Identify every line in the records below that contains the word "Holmwood", and copy each of those lines.

### STORED RECORDS:
········
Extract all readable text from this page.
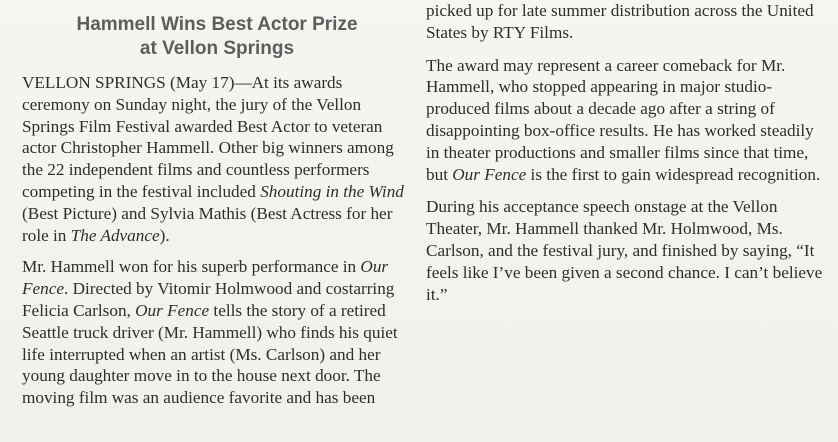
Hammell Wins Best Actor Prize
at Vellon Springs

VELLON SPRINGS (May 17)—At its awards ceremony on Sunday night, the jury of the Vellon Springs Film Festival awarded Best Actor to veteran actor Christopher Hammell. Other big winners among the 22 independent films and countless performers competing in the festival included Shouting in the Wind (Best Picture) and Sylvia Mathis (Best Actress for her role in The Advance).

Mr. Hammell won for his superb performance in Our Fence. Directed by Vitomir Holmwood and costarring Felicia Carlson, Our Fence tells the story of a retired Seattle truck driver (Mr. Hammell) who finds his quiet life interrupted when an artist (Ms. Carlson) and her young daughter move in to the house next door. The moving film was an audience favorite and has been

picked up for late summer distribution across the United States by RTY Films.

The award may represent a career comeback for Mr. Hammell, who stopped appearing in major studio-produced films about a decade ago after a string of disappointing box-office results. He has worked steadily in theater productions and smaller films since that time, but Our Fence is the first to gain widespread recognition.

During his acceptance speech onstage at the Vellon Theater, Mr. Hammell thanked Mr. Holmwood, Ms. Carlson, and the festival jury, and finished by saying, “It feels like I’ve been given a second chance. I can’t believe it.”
········
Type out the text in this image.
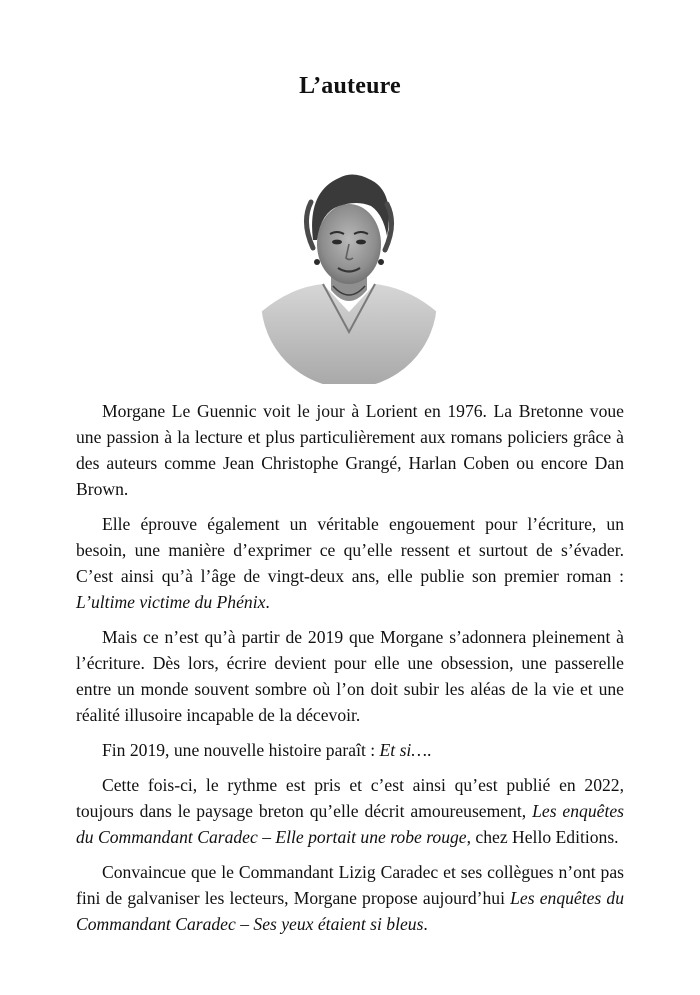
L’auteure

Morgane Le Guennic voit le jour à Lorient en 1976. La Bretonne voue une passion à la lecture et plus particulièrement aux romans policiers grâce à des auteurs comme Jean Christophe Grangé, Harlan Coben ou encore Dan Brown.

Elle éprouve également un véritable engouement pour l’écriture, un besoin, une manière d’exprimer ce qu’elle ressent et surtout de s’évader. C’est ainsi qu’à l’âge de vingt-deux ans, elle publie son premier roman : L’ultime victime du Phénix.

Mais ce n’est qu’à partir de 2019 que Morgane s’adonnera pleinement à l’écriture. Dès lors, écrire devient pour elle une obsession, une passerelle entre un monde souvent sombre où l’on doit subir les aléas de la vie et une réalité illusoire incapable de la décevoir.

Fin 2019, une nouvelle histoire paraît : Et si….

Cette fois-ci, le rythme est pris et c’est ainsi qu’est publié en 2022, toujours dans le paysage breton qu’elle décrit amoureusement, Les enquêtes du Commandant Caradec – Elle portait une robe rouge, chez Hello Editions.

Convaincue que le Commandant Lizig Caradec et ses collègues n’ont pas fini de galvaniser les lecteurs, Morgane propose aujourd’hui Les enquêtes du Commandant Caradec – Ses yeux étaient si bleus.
········
### RESPONSE BELOW:
Mr. Hammell won for his superb performance in Our Fence. Directed by Vitomir Holmwood and costarring Felicia Carlson, Our Fence tells the story of a retired Seattle truck driver (Mr. Hammell) who finds his quiet life interrupted when an artist (Ms. Carlson) and her young daughter move in to the house next door. The moving film was an audience favorite and has been
During his acceptance speech onstage at the Vellon Theater, Mr. Hammell thanked Mr. Holmwood, Ms. Carlson, and the festival jury, and finished by saying, “It feels like I’ve been given a second chance. I can’t believe it.”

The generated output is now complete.